_GIVEN ENTRIES_:
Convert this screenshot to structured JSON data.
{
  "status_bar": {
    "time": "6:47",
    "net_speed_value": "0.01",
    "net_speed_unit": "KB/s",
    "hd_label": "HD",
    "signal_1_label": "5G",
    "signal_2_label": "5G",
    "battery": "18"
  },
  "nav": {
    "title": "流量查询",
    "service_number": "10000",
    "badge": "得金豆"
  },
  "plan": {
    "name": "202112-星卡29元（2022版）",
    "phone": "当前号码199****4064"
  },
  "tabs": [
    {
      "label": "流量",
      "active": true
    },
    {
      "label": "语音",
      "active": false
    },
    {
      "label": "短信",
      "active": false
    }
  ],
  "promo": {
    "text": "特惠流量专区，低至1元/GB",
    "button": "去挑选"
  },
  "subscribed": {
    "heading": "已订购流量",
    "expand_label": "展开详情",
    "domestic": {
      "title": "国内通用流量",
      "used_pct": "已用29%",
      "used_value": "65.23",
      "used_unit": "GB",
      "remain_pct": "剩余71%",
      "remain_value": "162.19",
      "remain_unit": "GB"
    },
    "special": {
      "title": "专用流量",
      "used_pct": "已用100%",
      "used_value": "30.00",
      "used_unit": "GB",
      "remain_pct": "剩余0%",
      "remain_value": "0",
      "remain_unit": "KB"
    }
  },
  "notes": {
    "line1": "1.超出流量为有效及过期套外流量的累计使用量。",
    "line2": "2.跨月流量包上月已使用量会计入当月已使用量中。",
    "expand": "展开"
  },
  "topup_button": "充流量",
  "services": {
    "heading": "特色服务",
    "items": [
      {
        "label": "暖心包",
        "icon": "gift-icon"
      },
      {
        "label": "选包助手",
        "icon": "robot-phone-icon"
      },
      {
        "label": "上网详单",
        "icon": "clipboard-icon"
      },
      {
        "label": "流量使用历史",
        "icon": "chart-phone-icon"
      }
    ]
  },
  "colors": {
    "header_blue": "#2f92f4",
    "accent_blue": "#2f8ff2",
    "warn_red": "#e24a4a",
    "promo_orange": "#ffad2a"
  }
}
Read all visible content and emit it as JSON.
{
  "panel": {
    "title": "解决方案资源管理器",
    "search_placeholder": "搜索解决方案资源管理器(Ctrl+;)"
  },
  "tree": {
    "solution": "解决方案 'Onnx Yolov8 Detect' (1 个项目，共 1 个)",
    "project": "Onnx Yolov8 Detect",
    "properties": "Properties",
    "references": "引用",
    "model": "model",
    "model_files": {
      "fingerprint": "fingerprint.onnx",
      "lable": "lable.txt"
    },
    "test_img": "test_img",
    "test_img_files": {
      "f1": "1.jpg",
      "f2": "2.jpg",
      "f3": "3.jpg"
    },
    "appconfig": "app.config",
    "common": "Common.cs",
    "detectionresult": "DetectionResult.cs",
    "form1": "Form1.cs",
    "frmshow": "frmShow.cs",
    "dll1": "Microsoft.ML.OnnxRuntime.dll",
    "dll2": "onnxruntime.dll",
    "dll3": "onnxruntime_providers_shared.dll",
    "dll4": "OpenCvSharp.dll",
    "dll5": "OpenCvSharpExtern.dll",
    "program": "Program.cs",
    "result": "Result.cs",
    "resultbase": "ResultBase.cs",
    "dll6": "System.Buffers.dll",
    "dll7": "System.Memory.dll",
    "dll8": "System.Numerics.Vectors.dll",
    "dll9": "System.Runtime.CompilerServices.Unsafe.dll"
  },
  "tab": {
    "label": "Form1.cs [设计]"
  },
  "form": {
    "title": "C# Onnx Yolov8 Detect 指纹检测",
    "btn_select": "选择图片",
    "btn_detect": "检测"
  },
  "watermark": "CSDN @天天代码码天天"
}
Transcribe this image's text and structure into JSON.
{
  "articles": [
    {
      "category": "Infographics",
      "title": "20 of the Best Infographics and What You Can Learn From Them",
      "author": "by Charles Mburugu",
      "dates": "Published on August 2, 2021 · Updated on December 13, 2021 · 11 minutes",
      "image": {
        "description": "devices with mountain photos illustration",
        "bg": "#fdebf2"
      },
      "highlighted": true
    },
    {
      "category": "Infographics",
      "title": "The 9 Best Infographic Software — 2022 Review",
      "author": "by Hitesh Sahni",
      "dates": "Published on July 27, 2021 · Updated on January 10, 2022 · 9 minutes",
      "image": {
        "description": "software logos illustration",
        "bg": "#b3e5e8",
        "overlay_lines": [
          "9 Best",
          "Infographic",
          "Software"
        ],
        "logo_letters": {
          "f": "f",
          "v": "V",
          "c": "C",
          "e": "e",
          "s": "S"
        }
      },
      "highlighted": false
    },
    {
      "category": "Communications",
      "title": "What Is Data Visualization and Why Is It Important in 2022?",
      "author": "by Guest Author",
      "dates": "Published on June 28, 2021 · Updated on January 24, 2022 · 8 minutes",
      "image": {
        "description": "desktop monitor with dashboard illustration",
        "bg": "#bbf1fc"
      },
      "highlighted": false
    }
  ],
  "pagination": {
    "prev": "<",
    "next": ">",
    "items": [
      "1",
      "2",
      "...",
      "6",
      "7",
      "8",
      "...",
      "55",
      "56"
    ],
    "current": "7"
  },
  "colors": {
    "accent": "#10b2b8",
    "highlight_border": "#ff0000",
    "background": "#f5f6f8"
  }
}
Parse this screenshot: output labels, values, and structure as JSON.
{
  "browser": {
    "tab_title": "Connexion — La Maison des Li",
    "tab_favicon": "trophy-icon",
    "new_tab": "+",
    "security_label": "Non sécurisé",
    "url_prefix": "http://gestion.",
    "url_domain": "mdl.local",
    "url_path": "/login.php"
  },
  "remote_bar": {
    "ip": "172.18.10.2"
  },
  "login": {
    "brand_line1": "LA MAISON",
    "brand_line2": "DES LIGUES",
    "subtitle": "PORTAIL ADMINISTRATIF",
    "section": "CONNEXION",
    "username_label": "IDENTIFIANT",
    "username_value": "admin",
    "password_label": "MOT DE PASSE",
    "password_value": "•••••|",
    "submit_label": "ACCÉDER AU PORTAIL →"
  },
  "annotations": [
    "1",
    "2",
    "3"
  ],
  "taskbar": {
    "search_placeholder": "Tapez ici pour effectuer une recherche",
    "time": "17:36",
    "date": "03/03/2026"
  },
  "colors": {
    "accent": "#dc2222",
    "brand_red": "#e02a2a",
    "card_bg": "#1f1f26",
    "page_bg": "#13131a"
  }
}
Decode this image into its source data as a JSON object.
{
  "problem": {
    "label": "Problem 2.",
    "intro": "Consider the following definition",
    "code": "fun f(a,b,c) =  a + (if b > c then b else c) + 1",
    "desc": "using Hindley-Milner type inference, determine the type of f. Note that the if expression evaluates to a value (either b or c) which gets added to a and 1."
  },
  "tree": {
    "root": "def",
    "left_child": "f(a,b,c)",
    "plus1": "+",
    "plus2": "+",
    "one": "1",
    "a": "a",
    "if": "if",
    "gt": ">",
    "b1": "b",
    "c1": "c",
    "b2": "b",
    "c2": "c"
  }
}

_THE TASK_: Repeat every entry word for word.

_RESULT OF THE EXERCISE_:
Convert this screenshot to structured JSON data.
{
  "status_bar": {
    "time": "6:47",
    "net_speed_value": "0.01",
    "net_speed_unit": "KB/s",
    "hd_label": "HD",
    "signal_1_label": "5G",
    "signal_2_label": "5G",
    "battery": "18"
  },
  "nav": {
    "title": "流量查询",
    "service_number": "10000",
    "badge": "得金豆"
  },
  "plan": {
    "name": "202112-星卡29元（2022版）",
    "phone": "当前号码199****4064"
  },
  "tabs": [
    {
      "label": "流量",
      "active": true
    },
    {
      "label": "语音",
      "active": false
    },
    {
      "label": "短信",
      "active": false
    }
  ],
  "promo": {
    "text": "特惠流量专区，低至1元/GB",
    "button": "去挑选"
  },
  "subscribed": {
    "heading": "已订购流量",
    "expand_label": "展开详情",
    "domestic": {
      "title": "国内通用流量",
      "used_pct": "已用29%",
      "used_value": "65.23",
      "used_unit": "GB",
      "remain_pct": "剩余71%",
      "remain_value": "162.19",
      "remain_unit": "GB"
    },
    "special": {
      "title": "专用流量",
      "used_pct": "已用100%",
      "used_value": "30.00",
      "used_unit": "GB",
      "remain_pct": "剩余0%",
      "remain_value": "0",
      "remain_unit": "KB"
    }
  },
  "notes": {
    "line1": "1.超出流量为有效及过期套外流量的累计使用量。",
    "line2": "2.跨月流量包上月已使用量会计入当月已使用量中。",
    "expand": "展开"
  },
  "topup_button": "充流量",
  "services": {
    "heading": "特色服务",
    "items": [
      {
        "label": "暖心包",
        "icon": "gift-icon"
      },
      {
        "label": "选包助手",
        "icon": "robot-phone-icon"
      },
      {
        "label": "上网详单",
        "icon": "clipboard-icon"
      },
      {
        "label": "流量使用历史",
        "icon": "chart-phone-icon"
      }
    ]
  },
  "colors": {
    "header_blue": "#2f92f4",
    "accent_blue": "#2f8ff2",
    "warn_red": "#e24a4a",
    "promo_orange": "#ffad2a"
  }
}
Read all visible content and emit it as JSON.
{
  "panel": {
    "title": "解决方案资源管理器",
    "search_placeholder": "搜索解决方案资源管理器(Ctrl+;)"
  },
  "tree": {
    "solution": "解决方案 'Onnx Yolov8 Detect' (1 个项目，共 1 个)",
    "project": "Onnx Yolov8 Detect",
    "properties": "Properties",
    "references": "引用",
    "model": "model",
    "model_files": {
      "fingerprint": "fingerprint.onnx",
      "lable": "lable.txt"
    },
    "test_img": "test_img",
    "test_img_files": {
      "f1": "1.jpg",
      "f2": "2.jpg",
      "f3": "3.jpg"
    },
    "appconfig": "app.config",
    "common": "Common.cs",
    "detectionresult": "DetectionResult.cs",
    "form1": "Form1.cs",
    "frmshow": "frmShow.cs",
    "dll1": "Microsoft.ML.OnnxRuntime.dll",
    "dll2": "onnxruntime.dll",
    "dll3": "onnxruntime_providers_shared.dll",
    "dll4": "OpenCvSharp.dll",
    "dll5": "OpenCvSharpExtern.dll",
    "program": "Program.cs",
    "result": "Result.cs",
    "resultbase": "ResultBase.cs",
    "dll6": "System.Buffers.dll",
    "dll7": "System.Memory.dll",
    "dll8": "System.Numerics.Vectors.dll",
    "dll9": "System.Runtime.CompilerServices.Unsafe.dll"
  },
  "tab": {
    "label": "Form1.cs [设计]"
  },
  "form": {
    "title": "C# Onnx Yolov8 Detect 指纹检测",
    "btn_select": "选择图片",
    "btn_detect": "检测"
  },
  "watermark": "CSDN @天天代码码天天"
}
Transcribe this image's text and structure into JSON.
{
  "articles": [
    {
      "category": "Infographics",
      "title": "20 of the Best Infographics and What You Can Learn From Them",
      "author": "by Charles Mburugu",
      "dates": "Published on August 2, 2021 · Updated on December 13, 2021 · 11 minutes",
      "image": {
        "description": "devices with mountain photos illustration",
        "bg": "#fdebf2"
      },
      "highlighted": true
    },
    {
      "category": "Infographics",
      "title": "The 9 Best Infographic Software — 2022 Review",
      "author": "by Hitesh Sahni",
      "dates": "Published on July 27, 2021 · Updated on January 10, 2022 · 9 minutes",
      "image": {
        "description": "software logos illustration",
        "bg": "#b3e5e8",
        "overlay_lines": [
          "9 Best",
          "Infographic",
          "Software"
        ],
        "logo_letters": {
          "f": "f",
          "v": "V",
          "c": "C",
          "e": "e",
          "s": "S"
        }
      },
      "highlighted": false
    },
    {
      "category": "Communications",
      "title": "What Is Data Visualization and Why Is It Important in 2022?",
      "author": "by Guest Author",
      "dates": "Published on June 28, 2021 · Updated on January 24, 2022 · 8 minutes",
      "image": {
        "description": "desktop monitor with dashboard illustration",
        "bg": "#bbf1fc"
      },
      "highlighted": false
    }
  ],
  "pagination": {
    "prev": "<",
    "next": ">",
    "items": [
      "1",
      "2",
      "...",
      "6",
      "7",
      "8",
      "...",
      "55",
      "56"
    ],
    "current": "7"
  },
  "colors": {
    "accent": "#10b2b8",
    "highlight_border": "#ff0000",
    "background": "#f5f6f8"
  }
}
Parse this screenshot: output labels, values, and structure as JSON.
{
  "browser": {
    "tab_title": "Connexion — La Maison des Li",
    "tab_favicon": "trophy-icon",
    "new_tab": "+",
    "security_label": "Non sécurisé",
    "url_prefix": "http://gestion.",
    "url_domain": "mdl.local",
    "url_path": "/login.php"
  },
  "remote_bar": {
    "ip": "172.18.10.2"
  },
  "login": {
    "brand_line1": "LA MAISON",
    "brand_line2": "DES LIGUES",
    "subtitle": "PORTAIL ADMINISTRATIF",
    "section": "CONNEXION",
    "username_label": "IDENTIFIANT",
    "username_value": "admin",
    "password_label": "MOT DE PASSE",
    "password_value": "•••••|",
    "submit_label": "ACCÉDER AU PORTAIL →"
  },
  "annotations": [
    "1",
    "2",
    "3"
  ],
  "taskbar": {
    "search_placeholder": "Tapez ici pour effectuer une recherche",
    "time": "17:36",
    "date": "03/03/2026"
  },
  "colors": {
    "accent": "#dc2222",
    "brand_red": "#e02a2a",
    "card_bg": "#1f1f26",
    "page_bg": "#13131a"
  }
}
Decode this image into its source data as a JSON object.
{
  "problem": {
    "label": "Problem 2.",
    "intro": "Consider the following definition",
    "code": "fun f(a,b,c) =  a + (if b > c then b else c) + 1",
    "desc": "using Hindley-Milner type inference, determine the type of f. Note that the if expression evaluates to a value (either b or c) which gets added to a and 1."
  },
  "tree": {
    "root": "def",
    "left_child": "f(a,b,c)",
    "plus1": "+",
    "plus2": "+",
    "one": "1",
    "a": "a",
    "if": "if",
    "gt": ">",
    "b1": "b",
    "c1": "c",
    "b2": "b",
    "c2": "c"
  }
}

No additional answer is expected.